Copy out all the lines where "JSON" shows up.

────────────────────

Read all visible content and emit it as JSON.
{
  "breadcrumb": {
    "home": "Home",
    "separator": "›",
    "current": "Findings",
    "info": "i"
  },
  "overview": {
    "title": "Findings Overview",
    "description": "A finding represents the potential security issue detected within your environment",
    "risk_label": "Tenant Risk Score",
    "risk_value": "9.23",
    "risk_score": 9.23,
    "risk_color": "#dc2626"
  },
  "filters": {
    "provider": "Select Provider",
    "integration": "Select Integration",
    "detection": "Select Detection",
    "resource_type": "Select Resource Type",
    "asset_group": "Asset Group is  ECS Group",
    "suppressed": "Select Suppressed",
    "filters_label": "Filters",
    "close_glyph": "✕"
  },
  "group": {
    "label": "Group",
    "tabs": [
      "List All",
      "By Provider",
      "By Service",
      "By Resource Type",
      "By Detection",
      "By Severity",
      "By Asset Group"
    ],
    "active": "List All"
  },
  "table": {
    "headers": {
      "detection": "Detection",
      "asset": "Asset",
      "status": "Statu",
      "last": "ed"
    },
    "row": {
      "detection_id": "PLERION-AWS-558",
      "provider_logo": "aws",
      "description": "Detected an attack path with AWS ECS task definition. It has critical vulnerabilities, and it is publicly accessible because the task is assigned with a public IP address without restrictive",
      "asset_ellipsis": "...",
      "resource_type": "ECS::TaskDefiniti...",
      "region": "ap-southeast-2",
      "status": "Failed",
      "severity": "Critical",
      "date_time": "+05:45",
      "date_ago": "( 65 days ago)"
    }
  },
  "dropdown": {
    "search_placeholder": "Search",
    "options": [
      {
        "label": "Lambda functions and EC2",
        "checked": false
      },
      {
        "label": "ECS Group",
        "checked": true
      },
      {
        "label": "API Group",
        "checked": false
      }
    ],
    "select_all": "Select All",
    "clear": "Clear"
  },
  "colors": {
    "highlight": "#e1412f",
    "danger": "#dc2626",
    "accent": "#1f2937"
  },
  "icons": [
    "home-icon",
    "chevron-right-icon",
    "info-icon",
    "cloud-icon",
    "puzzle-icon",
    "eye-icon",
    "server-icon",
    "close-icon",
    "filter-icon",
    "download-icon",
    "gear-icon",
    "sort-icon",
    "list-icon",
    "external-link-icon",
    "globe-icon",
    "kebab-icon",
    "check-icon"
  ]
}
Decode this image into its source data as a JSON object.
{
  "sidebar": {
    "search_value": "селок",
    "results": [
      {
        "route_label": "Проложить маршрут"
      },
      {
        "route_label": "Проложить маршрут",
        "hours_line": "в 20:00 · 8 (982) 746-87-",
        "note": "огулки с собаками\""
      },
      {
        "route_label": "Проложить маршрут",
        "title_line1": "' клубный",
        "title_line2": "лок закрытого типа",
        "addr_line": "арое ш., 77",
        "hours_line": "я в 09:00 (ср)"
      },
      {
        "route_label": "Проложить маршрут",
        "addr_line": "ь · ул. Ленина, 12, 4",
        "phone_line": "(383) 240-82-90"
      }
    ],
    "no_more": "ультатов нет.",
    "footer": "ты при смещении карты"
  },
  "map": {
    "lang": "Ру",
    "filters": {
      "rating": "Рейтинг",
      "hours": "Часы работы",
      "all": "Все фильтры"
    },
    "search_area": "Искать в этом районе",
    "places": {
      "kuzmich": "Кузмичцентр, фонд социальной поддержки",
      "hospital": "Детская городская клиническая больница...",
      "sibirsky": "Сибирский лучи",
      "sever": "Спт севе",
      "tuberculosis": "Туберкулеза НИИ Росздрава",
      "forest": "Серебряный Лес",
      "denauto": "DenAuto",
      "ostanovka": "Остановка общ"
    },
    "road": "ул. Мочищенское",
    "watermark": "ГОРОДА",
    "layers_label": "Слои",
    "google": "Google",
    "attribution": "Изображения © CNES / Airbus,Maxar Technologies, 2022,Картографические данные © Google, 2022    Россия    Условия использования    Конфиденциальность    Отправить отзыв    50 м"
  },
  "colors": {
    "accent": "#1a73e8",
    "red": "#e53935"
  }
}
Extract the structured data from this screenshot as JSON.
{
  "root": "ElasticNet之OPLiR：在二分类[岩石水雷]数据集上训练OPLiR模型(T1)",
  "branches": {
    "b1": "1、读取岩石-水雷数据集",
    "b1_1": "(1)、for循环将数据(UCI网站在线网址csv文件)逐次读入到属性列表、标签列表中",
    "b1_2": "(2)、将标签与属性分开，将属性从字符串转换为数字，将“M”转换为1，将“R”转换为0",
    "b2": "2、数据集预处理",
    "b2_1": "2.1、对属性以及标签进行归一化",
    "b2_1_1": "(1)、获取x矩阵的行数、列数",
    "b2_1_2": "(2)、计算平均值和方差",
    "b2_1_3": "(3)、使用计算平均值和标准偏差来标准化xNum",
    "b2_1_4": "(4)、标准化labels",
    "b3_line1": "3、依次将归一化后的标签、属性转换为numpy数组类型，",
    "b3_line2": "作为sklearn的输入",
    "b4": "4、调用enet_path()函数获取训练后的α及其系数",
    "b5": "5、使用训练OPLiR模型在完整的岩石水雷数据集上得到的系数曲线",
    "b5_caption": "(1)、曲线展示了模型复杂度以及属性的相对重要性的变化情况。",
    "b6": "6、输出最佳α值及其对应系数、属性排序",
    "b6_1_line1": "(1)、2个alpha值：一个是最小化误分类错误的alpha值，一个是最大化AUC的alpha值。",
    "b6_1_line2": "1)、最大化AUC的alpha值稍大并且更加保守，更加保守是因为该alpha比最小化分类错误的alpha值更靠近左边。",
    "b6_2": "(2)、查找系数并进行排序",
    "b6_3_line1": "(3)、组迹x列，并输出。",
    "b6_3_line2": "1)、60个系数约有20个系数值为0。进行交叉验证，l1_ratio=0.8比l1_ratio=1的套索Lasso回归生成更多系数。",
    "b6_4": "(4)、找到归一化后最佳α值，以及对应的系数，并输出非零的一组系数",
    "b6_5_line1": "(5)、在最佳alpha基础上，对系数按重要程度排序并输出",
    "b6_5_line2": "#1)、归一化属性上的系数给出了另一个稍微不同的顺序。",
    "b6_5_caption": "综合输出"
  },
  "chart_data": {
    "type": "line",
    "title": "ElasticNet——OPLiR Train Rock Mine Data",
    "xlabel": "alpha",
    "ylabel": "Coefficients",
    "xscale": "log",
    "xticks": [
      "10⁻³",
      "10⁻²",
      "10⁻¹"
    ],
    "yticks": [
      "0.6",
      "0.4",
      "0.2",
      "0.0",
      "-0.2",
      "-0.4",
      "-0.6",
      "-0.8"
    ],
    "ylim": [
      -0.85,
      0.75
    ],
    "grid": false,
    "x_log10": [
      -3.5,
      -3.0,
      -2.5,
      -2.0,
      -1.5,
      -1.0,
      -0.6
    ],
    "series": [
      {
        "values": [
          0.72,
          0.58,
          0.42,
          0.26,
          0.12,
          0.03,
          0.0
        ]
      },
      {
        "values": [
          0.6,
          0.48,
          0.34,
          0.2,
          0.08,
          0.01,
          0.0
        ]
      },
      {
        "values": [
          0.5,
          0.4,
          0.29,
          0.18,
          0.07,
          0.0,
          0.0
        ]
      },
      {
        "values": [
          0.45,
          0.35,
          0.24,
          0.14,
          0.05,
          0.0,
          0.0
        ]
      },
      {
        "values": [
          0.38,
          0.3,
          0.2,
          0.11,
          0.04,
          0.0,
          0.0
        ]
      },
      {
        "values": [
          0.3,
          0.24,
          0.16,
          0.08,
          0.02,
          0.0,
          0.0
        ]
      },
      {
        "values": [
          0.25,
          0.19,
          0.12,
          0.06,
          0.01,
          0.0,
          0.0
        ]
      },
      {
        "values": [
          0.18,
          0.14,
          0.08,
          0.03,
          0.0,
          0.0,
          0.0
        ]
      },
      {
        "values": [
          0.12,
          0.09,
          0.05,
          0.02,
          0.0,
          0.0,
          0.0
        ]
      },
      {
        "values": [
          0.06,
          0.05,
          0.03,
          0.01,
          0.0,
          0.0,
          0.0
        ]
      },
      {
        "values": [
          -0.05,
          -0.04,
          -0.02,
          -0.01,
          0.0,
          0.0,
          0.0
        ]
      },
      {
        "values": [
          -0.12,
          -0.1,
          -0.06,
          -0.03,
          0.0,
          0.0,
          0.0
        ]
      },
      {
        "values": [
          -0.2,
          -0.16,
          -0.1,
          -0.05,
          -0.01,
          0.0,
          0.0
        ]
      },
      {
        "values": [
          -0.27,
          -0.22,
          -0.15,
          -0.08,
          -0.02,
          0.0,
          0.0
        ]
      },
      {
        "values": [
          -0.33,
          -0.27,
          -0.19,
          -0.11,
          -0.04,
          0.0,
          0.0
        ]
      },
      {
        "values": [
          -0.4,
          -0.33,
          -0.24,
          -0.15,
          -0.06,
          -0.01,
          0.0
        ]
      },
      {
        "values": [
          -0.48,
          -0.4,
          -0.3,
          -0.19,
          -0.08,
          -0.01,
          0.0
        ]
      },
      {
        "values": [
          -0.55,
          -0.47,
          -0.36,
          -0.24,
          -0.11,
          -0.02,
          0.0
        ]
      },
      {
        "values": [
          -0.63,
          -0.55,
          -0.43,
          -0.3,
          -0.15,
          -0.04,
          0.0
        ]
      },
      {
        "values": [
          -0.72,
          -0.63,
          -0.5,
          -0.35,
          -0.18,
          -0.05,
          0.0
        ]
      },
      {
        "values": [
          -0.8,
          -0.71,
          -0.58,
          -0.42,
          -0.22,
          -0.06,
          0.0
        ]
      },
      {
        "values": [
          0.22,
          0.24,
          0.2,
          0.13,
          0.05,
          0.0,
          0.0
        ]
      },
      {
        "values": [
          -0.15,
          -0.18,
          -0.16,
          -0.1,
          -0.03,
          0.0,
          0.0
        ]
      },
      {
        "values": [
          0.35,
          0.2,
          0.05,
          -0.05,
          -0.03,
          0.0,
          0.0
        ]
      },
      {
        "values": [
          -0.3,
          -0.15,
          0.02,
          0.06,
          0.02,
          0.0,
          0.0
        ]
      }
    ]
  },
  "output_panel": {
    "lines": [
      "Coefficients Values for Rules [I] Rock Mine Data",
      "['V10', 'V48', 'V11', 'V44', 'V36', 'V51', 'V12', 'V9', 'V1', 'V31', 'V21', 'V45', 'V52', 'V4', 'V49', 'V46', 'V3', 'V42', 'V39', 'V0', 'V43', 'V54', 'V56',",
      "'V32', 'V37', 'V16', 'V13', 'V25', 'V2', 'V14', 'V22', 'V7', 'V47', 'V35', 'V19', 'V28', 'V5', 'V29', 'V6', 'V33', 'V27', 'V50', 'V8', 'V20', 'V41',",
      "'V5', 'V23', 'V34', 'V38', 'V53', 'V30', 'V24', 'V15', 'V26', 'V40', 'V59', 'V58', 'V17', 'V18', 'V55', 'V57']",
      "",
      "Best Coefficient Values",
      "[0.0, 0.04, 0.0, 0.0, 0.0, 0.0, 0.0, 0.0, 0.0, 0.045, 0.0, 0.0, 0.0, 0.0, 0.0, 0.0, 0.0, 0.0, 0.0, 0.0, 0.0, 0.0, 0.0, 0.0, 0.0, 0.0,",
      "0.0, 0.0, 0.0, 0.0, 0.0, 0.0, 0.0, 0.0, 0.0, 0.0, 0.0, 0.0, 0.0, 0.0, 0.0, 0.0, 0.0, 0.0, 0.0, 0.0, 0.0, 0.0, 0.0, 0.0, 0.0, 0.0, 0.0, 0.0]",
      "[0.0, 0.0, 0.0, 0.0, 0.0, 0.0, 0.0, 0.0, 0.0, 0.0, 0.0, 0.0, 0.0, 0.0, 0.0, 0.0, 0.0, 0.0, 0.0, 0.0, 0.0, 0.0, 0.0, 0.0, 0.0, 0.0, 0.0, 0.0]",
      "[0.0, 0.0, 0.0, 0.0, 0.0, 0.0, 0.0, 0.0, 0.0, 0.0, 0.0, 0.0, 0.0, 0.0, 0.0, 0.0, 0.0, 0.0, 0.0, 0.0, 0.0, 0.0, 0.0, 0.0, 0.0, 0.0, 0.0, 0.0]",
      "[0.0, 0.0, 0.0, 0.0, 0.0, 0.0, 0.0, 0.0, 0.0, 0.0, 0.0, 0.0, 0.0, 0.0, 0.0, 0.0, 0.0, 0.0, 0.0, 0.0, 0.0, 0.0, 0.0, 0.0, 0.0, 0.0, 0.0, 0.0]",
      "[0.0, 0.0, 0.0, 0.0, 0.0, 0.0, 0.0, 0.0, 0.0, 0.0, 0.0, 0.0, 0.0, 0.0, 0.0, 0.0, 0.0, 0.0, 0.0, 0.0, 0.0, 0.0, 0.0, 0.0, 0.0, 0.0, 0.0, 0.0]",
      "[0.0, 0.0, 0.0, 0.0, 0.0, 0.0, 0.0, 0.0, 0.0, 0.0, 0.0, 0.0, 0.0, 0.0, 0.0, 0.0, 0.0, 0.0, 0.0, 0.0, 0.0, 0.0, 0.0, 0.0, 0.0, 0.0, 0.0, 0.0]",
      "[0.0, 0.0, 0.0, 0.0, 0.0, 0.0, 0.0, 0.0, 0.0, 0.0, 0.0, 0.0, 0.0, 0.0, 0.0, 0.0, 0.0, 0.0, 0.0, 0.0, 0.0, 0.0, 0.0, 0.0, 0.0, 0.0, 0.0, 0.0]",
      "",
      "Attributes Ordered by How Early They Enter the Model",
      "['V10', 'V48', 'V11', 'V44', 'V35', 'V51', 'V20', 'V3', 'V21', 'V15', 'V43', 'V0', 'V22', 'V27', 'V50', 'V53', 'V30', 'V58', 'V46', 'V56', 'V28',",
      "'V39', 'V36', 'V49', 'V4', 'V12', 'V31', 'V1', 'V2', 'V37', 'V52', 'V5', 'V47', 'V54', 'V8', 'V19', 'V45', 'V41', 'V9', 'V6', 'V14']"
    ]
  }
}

────────────────────

▶ **Response to this exercise**:
Read all visible content and emit it as JSON.
Decode this image into its source data as a JSON object.
Extract the structured data from this screenshot as JSON.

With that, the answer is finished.